◆ STATED GOAL: Pick out each line with the word "ipsum" from the material that follows.

□ □ □ □ □ □ □

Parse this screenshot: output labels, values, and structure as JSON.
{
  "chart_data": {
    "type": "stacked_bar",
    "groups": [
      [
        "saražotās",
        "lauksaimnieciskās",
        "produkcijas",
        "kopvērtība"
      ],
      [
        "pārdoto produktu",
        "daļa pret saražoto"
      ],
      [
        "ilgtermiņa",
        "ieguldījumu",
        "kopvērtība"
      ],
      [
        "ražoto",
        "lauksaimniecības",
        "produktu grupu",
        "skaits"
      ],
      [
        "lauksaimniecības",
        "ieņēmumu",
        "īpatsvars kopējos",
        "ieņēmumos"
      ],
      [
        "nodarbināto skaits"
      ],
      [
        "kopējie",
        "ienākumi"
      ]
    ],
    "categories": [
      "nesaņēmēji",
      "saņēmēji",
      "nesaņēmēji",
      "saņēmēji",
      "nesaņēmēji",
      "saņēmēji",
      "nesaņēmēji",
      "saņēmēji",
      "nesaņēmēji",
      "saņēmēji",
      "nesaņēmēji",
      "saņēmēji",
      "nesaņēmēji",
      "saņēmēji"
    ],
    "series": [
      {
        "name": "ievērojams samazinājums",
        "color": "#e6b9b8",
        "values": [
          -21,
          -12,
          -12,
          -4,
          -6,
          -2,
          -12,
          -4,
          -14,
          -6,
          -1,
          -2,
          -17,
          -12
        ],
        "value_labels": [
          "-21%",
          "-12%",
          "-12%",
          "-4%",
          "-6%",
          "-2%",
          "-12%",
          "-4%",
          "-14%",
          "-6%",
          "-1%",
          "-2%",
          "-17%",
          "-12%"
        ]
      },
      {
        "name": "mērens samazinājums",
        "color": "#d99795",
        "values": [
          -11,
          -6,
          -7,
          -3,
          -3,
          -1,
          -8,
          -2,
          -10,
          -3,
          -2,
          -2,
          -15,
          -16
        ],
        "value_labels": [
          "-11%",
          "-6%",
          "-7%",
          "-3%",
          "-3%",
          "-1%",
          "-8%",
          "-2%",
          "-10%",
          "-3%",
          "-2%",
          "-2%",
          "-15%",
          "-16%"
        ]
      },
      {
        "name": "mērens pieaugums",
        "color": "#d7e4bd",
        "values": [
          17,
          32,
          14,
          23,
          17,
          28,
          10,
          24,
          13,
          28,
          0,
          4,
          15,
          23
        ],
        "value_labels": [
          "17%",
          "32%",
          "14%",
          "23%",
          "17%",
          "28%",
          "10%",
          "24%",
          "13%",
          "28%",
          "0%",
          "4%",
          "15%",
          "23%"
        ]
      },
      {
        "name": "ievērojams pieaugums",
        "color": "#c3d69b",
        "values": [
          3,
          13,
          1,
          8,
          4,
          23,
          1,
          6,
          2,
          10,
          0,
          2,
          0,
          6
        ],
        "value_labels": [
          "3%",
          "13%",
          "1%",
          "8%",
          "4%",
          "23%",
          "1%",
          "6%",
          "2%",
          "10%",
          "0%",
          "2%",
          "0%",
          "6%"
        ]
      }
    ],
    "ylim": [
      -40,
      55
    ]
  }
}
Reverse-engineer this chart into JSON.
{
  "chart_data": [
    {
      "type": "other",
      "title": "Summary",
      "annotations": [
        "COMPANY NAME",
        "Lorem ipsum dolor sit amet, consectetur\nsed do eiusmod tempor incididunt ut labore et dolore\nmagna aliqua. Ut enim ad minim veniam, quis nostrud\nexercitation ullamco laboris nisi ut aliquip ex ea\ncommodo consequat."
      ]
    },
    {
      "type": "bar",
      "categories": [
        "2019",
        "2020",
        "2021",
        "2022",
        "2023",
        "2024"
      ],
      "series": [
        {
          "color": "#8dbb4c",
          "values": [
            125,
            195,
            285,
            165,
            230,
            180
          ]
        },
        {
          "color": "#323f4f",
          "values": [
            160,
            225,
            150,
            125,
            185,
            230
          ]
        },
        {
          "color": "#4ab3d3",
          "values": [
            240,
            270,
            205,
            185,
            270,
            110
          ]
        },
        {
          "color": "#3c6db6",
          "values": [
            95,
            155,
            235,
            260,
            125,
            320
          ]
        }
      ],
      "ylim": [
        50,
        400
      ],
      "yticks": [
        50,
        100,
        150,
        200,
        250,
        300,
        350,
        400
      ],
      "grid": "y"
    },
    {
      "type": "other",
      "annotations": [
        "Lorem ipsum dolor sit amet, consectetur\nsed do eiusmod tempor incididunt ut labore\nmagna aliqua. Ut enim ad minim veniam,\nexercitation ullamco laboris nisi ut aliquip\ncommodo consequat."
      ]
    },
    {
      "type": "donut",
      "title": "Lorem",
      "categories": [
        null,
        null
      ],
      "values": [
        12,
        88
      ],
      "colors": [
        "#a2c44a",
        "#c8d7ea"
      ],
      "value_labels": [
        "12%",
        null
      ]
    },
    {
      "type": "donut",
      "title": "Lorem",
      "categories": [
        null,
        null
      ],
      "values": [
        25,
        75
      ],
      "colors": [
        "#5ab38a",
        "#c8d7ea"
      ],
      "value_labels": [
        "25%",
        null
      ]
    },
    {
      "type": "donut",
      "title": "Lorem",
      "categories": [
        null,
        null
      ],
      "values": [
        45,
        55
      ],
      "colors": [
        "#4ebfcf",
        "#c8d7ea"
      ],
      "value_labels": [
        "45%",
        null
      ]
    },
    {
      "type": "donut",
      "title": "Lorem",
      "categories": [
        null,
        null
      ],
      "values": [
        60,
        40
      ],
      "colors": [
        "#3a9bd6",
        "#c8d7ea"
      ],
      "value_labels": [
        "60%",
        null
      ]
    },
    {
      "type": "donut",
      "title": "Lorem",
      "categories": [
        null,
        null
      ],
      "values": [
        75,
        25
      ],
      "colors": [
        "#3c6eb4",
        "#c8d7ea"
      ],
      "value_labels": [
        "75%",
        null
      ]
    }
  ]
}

□ □ □ □ □ □ □

◆ TASK RESULT:
        "Lorem ipsum dolor sit amet, consectetur\nsed do eiusmod tempor incididunt ut labore et dolore\nmagna aliqua. Ut enim ad minim veniam, quis nostrud\nexercitation ullamco laboris nisi ut aliquip ex ea\ncommodo consequat."
        "Lorem ipsum dolor sit amet, consectetur\nsed do eiusmod tempor incididunt ut labore\nmagna aliqua. Ut enim ad minim veniam,\nexercitation ullamco laboris nisi ut aliquip\ncommodo consequat."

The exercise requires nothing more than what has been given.